**Goal of the exercise:**
Transcribe every line exactly and omit anything that is a picture.

┌──

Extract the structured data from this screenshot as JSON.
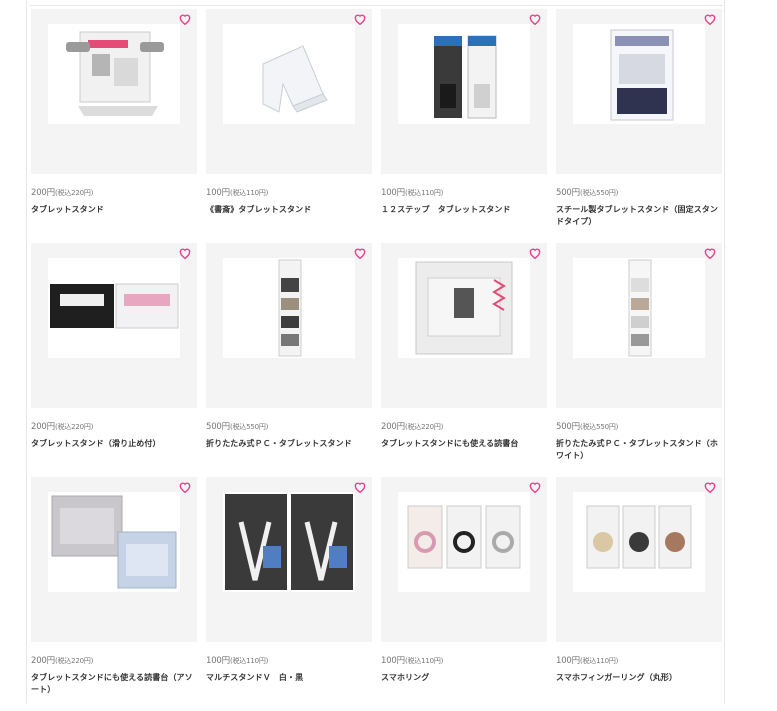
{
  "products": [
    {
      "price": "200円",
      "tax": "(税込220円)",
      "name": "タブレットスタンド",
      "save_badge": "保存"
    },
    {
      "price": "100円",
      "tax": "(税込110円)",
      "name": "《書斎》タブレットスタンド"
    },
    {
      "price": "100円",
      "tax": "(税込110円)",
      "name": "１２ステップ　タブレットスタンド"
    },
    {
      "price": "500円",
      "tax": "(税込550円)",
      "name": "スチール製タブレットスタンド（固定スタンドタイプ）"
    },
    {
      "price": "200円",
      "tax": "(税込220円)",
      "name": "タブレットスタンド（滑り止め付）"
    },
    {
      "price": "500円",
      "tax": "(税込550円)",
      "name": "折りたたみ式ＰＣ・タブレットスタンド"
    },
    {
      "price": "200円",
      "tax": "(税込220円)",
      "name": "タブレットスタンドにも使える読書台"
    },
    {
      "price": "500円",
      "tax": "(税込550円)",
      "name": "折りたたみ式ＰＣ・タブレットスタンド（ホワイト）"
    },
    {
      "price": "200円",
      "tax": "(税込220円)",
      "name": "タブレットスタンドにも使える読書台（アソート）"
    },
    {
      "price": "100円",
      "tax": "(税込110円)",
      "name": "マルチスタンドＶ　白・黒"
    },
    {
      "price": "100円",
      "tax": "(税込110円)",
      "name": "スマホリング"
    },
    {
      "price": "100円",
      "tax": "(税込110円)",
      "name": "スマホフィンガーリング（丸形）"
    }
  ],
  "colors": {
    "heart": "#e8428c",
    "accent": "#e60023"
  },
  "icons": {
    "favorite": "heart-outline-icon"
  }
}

└──

**Full response:**
Extract the structured data from this screenshot as JSON.
{
  "products": [
    {
      "price": "200円",
      "tax": "(税込220円)",
      "name": "タブレットスタンド",
      "save_badge": "保存"
    },
    {
      "price": "100円",
      "tax": "(税込110円)",
      "name": "《書斎》タブレットスタンド"
    },
    {
      "price": "100円",
      "tax": "(税込110円)",
      "name": "１２ステップ　タブレットスタンド"
    },
    {
      "price": "500円",
      "tax": "(税込550円)",
      "name": "スチール製タブレットスタンド（固定スタンドタイプ）"
    },
    {
      "price": "200円",
      "tax": "(税込220円)",
      "name": "タブレットスタンド（滑り止め付）"
    },
    {
      "price": "500円",
      "tax": "(税込550円)",
      "name": "折りたたみ式ＰＣ・タブレットスタンド"
    },
    {
      "price": "200円",
      "tax": "(税込220円)",
      "name": "タブレットスタンドにも使える読書台"
    },
    {
      "price": "500円",
      "tax": "(税込550円)",
      "name": "折りたたみ式ＰＣ・タブレットスタンド（ホワイト）"
    },
    {
      "price": "200円",
      "tax": "(税込220円)",
      "name": "タブレットスタンドにも使える読書台（アソート）"
    },
    {
      "price": "100円",
      "tax": "(税込110円)",
      "name": "マルチスタンドＶ　白・黒"
    },
    {
      "price": "100円",
      "tax": "(税込110円)",
      "name": "スマホリング"
    },
    {
      "price": "100円",
      "tax": "(税込110円)",
      "name": "スマホフィンガーリング（丸形）"
    }
  ],
  "colors": {
    "heart": "#e8428c",
    "accent": "#e60023"
  },
  "icons": {
    "favorite": "heart-outline-icon"
  }
}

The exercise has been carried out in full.